### EXERCISE REQUIREMENTS
Keep only the lines of the listing that include the word "arbetskraften", and copy them.

★ ★ ★ ★ ★ ★ ★

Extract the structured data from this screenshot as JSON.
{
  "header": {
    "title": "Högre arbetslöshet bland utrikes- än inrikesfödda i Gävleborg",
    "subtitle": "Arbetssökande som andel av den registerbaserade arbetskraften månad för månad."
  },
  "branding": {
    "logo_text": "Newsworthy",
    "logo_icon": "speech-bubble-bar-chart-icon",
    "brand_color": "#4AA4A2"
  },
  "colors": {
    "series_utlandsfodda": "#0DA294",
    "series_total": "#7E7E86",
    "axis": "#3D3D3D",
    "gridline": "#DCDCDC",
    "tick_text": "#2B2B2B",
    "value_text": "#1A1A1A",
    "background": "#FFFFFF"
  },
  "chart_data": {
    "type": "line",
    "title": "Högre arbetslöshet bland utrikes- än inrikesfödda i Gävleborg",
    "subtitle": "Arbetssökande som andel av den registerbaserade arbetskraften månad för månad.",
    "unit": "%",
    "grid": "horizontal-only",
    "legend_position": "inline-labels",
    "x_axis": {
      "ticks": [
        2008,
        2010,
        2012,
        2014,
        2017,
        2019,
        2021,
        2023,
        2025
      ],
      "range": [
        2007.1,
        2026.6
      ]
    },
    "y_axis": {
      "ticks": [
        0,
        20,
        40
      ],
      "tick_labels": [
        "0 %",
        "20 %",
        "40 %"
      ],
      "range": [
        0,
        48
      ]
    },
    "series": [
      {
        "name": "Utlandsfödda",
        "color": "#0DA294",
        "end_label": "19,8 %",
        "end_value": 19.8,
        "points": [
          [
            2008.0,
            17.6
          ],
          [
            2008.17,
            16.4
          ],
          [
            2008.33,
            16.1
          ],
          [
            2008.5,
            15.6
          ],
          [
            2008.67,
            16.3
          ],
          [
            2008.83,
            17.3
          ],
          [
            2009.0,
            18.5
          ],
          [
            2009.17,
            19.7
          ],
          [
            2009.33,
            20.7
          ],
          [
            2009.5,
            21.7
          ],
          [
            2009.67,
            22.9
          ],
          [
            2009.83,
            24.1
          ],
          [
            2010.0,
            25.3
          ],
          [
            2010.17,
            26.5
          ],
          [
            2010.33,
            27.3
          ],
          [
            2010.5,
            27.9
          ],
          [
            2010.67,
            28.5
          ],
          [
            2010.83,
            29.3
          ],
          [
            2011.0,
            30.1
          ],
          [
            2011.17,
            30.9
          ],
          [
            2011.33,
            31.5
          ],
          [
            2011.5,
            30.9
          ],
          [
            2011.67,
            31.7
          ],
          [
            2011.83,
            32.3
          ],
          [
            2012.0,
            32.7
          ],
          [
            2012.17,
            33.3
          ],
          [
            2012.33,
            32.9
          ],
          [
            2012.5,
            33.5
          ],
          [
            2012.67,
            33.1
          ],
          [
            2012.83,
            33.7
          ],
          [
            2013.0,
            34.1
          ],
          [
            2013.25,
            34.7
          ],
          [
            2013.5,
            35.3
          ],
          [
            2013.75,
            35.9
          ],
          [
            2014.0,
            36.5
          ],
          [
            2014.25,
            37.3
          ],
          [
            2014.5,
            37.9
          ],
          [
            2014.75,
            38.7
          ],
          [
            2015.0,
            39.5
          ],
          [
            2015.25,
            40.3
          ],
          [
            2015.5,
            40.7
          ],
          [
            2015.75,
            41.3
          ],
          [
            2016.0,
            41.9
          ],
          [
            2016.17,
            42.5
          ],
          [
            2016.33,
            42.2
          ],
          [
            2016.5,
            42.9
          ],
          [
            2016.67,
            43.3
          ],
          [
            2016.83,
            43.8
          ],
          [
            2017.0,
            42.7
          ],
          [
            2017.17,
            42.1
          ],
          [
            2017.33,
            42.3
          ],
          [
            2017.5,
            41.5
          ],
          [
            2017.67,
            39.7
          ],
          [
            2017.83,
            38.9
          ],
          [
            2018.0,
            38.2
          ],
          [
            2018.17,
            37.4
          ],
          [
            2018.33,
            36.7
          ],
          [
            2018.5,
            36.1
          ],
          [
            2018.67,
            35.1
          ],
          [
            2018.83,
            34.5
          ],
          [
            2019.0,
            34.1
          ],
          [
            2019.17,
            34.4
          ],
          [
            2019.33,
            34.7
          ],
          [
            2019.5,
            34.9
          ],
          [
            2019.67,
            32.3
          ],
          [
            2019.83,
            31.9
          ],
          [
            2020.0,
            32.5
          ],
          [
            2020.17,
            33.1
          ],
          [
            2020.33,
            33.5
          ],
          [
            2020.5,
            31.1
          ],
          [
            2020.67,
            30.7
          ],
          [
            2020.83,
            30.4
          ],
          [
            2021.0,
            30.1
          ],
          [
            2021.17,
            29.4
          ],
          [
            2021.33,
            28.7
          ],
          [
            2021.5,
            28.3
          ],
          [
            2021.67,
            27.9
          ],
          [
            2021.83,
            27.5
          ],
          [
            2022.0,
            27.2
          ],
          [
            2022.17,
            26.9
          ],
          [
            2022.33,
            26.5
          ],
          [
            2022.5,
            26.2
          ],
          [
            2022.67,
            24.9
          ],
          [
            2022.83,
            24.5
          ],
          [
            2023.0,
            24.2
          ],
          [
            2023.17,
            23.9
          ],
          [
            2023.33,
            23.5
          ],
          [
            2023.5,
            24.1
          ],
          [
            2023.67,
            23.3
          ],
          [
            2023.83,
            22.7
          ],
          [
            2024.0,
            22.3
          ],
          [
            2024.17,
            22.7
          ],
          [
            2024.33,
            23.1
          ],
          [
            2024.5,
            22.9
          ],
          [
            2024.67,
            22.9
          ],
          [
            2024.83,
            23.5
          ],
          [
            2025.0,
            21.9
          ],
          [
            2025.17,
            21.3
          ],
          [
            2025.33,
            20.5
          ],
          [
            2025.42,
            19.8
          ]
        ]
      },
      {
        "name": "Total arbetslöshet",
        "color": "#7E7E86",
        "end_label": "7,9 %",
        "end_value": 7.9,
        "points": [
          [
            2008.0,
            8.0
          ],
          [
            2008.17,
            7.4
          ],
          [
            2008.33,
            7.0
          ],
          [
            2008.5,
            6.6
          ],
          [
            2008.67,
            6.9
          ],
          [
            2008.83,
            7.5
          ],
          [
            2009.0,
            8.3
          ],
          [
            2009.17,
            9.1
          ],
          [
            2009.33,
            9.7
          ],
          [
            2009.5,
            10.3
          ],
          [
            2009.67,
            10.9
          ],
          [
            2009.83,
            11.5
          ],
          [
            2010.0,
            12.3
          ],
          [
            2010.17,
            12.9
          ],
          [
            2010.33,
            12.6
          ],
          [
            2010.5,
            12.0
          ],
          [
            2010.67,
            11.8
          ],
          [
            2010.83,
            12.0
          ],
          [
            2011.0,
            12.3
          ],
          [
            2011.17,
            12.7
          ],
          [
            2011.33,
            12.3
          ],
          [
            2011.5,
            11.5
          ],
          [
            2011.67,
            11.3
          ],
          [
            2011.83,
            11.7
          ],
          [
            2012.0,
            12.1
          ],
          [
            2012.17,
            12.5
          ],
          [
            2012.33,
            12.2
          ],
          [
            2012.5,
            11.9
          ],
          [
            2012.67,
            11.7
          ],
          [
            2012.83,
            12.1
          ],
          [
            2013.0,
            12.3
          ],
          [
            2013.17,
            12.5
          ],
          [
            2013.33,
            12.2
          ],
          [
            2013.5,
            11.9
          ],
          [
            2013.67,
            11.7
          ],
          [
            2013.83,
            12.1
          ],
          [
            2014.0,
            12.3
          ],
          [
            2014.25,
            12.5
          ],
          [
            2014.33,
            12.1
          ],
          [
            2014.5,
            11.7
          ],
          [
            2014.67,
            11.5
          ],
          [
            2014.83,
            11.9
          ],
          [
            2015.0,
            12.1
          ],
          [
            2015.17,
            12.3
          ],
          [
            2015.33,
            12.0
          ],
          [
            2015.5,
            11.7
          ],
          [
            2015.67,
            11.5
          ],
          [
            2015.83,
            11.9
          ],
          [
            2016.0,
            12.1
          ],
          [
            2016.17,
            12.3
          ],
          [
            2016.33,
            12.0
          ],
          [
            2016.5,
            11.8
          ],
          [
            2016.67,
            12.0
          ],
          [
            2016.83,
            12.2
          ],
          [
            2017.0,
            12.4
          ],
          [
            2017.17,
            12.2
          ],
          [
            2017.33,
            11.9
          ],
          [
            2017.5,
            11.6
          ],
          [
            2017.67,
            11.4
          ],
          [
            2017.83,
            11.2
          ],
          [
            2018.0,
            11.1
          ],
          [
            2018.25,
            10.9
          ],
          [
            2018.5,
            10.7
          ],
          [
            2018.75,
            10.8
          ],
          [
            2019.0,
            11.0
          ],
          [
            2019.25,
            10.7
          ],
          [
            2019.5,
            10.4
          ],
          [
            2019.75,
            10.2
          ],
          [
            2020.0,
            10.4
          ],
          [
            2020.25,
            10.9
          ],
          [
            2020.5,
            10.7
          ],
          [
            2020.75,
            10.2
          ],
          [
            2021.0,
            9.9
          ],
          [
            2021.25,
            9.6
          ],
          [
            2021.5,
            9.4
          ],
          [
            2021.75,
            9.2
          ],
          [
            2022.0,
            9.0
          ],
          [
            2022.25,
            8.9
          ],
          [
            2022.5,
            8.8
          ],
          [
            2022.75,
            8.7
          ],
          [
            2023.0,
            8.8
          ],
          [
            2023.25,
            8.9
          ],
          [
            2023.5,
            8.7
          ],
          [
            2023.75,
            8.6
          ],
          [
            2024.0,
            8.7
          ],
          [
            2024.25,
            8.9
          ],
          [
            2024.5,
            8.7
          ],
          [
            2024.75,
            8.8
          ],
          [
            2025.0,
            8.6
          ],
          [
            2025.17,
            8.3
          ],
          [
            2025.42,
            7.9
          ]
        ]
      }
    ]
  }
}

★ ★ ★ ★ ★ ★ ★

### WRITTEN RESPONSE
    "subtitle": "Arbetssökande som andel av den registerbaserade arbetskraften månad för månad."
    "subtitle": "Arbetssökande som andel av den registerbaserade arbetskraften månad för månad.",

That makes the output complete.